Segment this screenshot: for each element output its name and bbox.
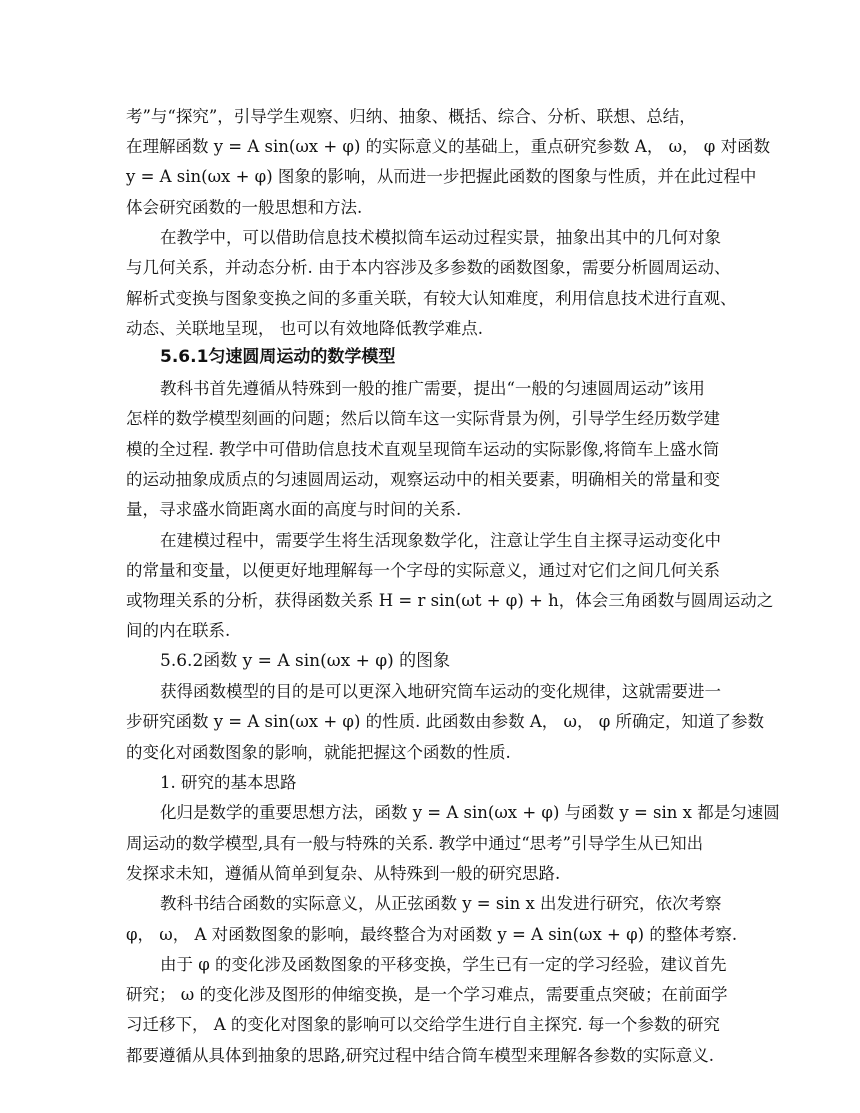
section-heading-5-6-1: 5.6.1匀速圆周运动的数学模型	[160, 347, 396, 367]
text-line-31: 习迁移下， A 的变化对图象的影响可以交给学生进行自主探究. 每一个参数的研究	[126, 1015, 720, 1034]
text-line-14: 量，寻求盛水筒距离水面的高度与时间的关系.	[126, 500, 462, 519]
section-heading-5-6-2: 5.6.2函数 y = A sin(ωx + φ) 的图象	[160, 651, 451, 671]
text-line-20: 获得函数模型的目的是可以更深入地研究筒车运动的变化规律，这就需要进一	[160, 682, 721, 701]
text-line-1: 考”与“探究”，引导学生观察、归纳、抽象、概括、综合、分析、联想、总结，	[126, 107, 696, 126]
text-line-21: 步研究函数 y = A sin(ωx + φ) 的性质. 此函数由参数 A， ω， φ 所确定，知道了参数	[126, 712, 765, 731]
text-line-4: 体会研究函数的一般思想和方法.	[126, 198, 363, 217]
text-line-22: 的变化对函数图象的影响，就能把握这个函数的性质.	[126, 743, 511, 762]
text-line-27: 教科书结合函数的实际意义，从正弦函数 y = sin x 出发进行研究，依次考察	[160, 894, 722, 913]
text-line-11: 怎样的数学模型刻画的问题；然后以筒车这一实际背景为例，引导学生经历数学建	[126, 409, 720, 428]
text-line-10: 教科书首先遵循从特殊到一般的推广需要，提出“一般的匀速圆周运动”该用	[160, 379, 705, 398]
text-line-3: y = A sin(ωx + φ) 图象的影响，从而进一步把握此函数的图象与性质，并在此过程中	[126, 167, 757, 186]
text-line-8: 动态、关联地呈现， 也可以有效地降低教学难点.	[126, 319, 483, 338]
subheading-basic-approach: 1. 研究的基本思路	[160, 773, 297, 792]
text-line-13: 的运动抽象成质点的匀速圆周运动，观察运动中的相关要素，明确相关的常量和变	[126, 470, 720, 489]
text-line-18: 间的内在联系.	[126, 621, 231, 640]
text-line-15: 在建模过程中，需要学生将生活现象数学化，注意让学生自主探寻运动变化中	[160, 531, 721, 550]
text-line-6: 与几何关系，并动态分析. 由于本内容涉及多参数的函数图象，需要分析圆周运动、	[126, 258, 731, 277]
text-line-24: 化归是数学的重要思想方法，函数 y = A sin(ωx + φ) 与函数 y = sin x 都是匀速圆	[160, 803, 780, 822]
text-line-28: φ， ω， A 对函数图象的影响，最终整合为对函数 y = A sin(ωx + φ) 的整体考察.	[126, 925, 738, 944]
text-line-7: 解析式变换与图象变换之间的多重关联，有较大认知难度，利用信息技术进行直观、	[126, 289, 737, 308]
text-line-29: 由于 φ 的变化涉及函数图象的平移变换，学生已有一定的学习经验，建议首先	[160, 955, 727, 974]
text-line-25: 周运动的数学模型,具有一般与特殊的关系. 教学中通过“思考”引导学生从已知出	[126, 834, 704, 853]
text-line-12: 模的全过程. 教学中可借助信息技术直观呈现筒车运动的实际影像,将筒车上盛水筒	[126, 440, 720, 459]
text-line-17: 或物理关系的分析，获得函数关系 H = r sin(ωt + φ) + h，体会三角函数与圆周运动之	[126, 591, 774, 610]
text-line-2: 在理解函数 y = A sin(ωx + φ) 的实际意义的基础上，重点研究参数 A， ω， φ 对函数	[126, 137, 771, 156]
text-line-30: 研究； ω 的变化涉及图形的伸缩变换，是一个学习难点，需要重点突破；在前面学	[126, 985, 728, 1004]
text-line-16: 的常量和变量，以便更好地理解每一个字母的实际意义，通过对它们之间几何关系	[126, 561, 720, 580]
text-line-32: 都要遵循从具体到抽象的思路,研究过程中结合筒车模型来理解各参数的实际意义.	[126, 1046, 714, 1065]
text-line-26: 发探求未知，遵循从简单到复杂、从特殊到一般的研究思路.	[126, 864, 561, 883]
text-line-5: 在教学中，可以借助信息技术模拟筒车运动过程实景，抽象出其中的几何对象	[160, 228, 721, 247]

━━━━━━━━

### Given task:
Please edit the entries above by replacing "信息技术" with "数字技术" everywhere, leaving everything else unchanged. Leave out the pictures when you give the lines again.

### The reply:
Segment this screenshot: for each element output its name and bbox.
section-heading-5-6-1: 5.6.1匀速圆周运动的数学模型	[160, 347, 396, 367]
text-line-31: 习迁移下， A 的变化对图象的影响可以交给学生进行自主探究. 每一个参数的研究	[126, 1015, 720, 1034]
text-line-14: 量，寻求盛水筒距离水面的高度与时间的关系.	[126, 500, 462, 519]
section-heading-5-6-2: 5.6.2函数 y = A sin(ωx + φ) 的图象	[160, 651, 451, 671]
text-line-20: 获得函数模型的目的是可以更深入地研究筒车运动的变化规律，这就需要进一	[160, 682, 721, 701]
text-line-1: 考”与“探究”，引导学生观察、归纳、抽象、概括、综合、分析、联想、总结，	[126, 107, 696, 126]
text-line-21: 步研究函数 y = A sin(ωx + φ) 的性质. 此函数由参数 A， ω， φ 所确定，知道了参数	[126, 712, 765, 731]
text-line-4: 体会研究函数的一般思想和方法.	[126, 198, 363, 217]
text-line-22: 的变化对函数图象的影响，就能把握这个函数的性质.	[126, 743, 511, 762]
text-line-27: 教科书结合函数的实际意义，从正弦函数 y = sin x 出发进行研究，依次考察	[160, 894, 722, 913]
text-line-11: 怎样的数学模型刻画的问题；然后以筒车这一实际背景为例，引导学生经历数学建	[126, 409, 720, 428]
text-line-10: 教科书首先遵循从特殊到一般的推广需要，提出“一般的匀速圆周运动”该用	[160, 379, 705, 398]
text-line-3: y = A sin(ωx + φ) 图象的影响，从而进一步把握此函数的图象与性质，并在此过程中	[126, 167, 757, 186]
text-line-8: 动态、关联地呈现， 也可以有效地降低教学难点.	[126, 319, 483, 338]
subheading-basic-approach: 1. 研究的基本思路	[160, 773, 297, 792]
text-line-13: 的运动抽象成质点的匀速圆周运动，观察运动中的相关要素，明确相关的常量和变	[126, 470, 720, 489]
text-line-18: 间的内在联系.	[126, 621, 231, 640]
text-line-15: 在建模过程中，需要学生将生活现象数学化，注意让学生自主探寻运动变化中	[160, 531, 721, 550]
text-line-6: 与几何关系，并动态分析. 由于本内容涉及多参数的函数图象，需要分析圆周运动、	[126, 258, 731, 277]
text-line-24: 化归是数学的重要思想方法，函数 y = A sin(ωx + φ) 与函数 y = sin x 都是匀速圆	[160, 803, 780, 822]
text-line-28: φ， ω， A 对函数图象的影响，最终整合为对函数 y = A sin(ωx + φ) 的整体考察.	[126, 925, 738, 944]
text-line-7: 解析式变换与图象变换之间的多重关联，有较大认知难度，利用数字技术进行直观、	[126, 289, 737, 308]
text-line-29: 由于 φ 的变化涉及函数图象的平移变换，学生已有一定的学习经验，建议首先	[160, 955, 727, 974]
text-line-25: 周运动的数学模型,具有一般与特殊的关系. 教学中通过“思考”引导学生从已知出	[126, 834, 704, 853]
text-line-12: 模的全过程. 教学中可借助数字技术直观呈现筒车运动的实际影像,将筒车上盛水筒	[126, 440, 720, 459]
text-line-17: 或物理关系的分析，获得函数关系 H = r sin(ωt + φ) + h，体会三角函数与圆周运动之	[126, 591, 774, 610]
text-line-2: 在理解函数 y = A sin(ωx + φ) 的实际意义的基础上，重点研究参数 A， ω， φ 对函数	[126, 137, 771, 156]
text-line-30: 研究； ω 的变化涉及图形的伸缩变换，是一个学习难点，需要重点突破；在前面学	[126, 985, 728, 1004]
text-line-16: 的常量和变量，以便更好地理解每一个字母的实际意义，通过对它们之间几何关系	[126, 561, 720, 580]
text-line-32: 都要遵循从具体到抽象的思路,研究过程中结合筒车模型来理解各参数的实际意义.	[126, 1046, 714, 1065]
text-line-26: 发探求未知，遵循从简单到复杂、从特殊到一般的研究思路.	[126, 864, 561, 883]
text-line-5: 在教学中，可以借助数字技术模拟筒车运动过程实景，抽象出其中的几何对象	[160, 228, 721, 247]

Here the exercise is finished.